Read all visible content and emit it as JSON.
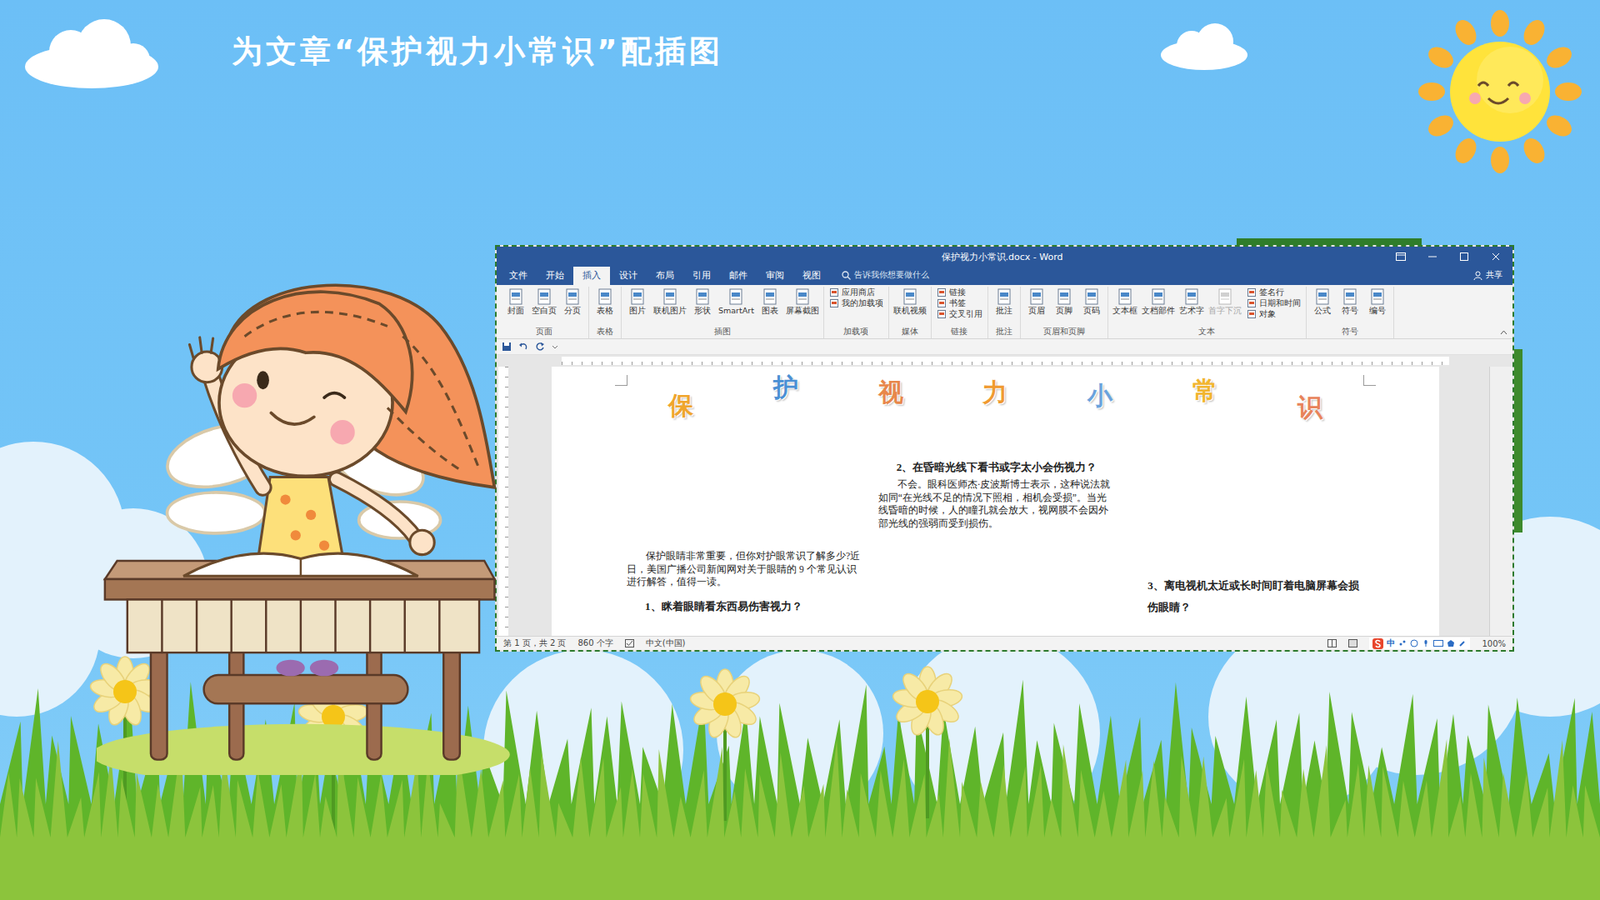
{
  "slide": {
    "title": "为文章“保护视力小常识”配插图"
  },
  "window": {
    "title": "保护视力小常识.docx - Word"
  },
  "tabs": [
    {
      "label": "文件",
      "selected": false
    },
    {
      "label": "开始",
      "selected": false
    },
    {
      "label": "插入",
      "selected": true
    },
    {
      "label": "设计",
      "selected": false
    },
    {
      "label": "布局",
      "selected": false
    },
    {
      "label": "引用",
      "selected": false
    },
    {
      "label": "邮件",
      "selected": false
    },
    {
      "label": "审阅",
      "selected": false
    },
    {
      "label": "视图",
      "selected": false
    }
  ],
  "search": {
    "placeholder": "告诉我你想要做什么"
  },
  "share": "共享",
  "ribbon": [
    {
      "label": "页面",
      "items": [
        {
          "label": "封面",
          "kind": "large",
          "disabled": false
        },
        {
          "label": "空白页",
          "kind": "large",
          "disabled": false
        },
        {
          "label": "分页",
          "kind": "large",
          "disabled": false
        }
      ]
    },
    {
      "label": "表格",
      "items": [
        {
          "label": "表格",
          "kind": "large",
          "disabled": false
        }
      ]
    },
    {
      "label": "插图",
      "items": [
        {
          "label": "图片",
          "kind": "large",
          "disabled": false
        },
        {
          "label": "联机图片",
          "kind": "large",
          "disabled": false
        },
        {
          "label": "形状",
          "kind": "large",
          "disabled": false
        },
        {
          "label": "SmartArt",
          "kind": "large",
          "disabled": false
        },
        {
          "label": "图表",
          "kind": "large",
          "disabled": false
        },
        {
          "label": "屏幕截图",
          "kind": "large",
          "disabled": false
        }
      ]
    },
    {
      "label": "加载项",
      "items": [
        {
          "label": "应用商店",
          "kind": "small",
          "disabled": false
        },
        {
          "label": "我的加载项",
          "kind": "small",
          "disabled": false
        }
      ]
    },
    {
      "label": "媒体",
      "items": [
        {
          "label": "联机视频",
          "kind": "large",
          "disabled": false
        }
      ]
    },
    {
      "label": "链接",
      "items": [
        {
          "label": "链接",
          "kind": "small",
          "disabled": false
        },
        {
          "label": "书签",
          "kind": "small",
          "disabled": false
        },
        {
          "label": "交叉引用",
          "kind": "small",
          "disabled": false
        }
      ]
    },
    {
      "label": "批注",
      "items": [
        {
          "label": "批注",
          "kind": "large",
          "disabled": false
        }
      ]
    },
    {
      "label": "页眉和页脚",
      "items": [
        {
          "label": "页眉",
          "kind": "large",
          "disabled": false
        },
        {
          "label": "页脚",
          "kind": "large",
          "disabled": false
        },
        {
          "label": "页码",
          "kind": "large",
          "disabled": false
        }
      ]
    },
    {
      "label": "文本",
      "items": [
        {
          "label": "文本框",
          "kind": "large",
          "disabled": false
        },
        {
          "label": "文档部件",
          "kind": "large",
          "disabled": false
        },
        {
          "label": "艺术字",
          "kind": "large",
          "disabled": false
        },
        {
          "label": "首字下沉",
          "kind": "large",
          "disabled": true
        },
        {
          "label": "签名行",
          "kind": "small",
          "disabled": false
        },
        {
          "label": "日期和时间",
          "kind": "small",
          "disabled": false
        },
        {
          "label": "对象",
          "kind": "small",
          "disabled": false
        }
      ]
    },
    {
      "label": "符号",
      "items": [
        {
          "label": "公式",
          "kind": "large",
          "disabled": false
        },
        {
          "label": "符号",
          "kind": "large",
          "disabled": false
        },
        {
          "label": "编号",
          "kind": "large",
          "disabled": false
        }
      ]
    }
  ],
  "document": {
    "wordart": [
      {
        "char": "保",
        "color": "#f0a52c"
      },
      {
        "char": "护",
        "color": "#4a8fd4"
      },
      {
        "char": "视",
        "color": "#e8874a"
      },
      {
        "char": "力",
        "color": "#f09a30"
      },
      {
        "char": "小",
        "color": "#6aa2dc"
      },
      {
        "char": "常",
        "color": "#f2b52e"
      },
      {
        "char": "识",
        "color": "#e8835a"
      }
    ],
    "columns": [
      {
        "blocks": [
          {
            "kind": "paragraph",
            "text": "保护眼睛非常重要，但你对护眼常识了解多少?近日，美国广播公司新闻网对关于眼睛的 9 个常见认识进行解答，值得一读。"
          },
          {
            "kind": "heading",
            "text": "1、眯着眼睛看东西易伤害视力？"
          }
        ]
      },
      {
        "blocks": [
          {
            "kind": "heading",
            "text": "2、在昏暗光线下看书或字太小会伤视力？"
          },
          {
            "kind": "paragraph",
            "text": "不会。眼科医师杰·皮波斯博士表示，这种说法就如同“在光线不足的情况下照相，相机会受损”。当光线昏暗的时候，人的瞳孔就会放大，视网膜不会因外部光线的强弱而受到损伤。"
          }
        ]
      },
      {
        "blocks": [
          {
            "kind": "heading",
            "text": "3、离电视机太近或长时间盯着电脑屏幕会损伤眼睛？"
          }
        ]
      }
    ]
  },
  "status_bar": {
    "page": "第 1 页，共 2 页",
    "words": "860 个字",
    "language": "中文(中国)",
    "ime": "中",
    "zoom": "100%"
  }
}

*****

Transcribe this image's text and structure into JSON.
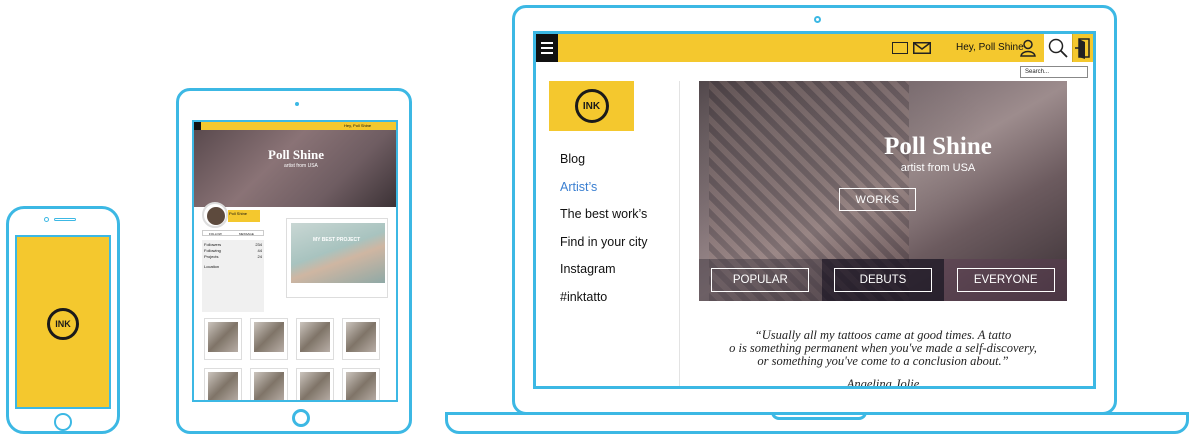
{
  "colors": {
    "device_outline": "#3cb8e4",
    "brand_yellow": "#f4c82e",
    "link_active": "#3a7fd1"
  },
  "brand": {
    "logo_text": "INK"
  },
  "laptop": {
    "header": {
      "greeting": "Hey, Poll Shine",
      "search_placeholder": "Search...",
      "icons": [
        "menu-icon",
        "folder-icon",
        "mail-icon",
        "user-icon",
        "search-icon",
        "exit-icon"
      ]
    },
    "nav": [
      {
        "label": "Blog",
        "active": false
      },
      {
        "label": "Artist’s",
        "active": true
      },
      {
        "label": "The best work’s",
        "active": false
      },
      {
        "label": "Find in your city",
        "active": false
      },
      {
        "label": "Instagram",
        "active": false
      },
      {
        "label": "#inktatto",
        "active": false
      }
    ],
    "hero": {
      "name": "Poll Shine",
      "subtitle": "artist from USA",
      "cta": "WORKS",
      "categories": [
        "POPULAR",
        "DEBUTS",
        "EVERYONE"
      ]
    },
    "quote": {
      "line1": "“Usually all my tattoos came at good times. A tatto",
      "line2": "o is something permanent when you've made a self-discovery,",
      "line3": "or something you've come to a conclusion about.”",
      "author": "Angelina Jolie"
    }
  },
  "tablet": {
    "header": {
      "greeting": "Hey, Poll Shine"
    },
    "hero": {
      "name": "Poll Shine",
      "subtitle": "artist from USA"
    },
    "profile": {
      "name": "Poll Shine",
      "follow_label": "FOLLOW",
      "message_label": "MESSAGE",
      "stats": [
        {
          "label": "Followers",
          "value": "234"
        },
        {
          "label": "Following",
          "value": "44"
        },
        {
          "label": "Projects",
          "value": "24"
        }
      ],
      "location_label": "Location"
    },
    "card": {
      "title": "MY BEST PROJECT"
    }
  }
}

*****

§ Set task: Find all lines with "char" in them and copy each one.

§ Response:
        "char": "保",
        "char": "护",
        "char": "视",
        "char": "力",
        "char": "小",
        "char": "常",
        "char": "识",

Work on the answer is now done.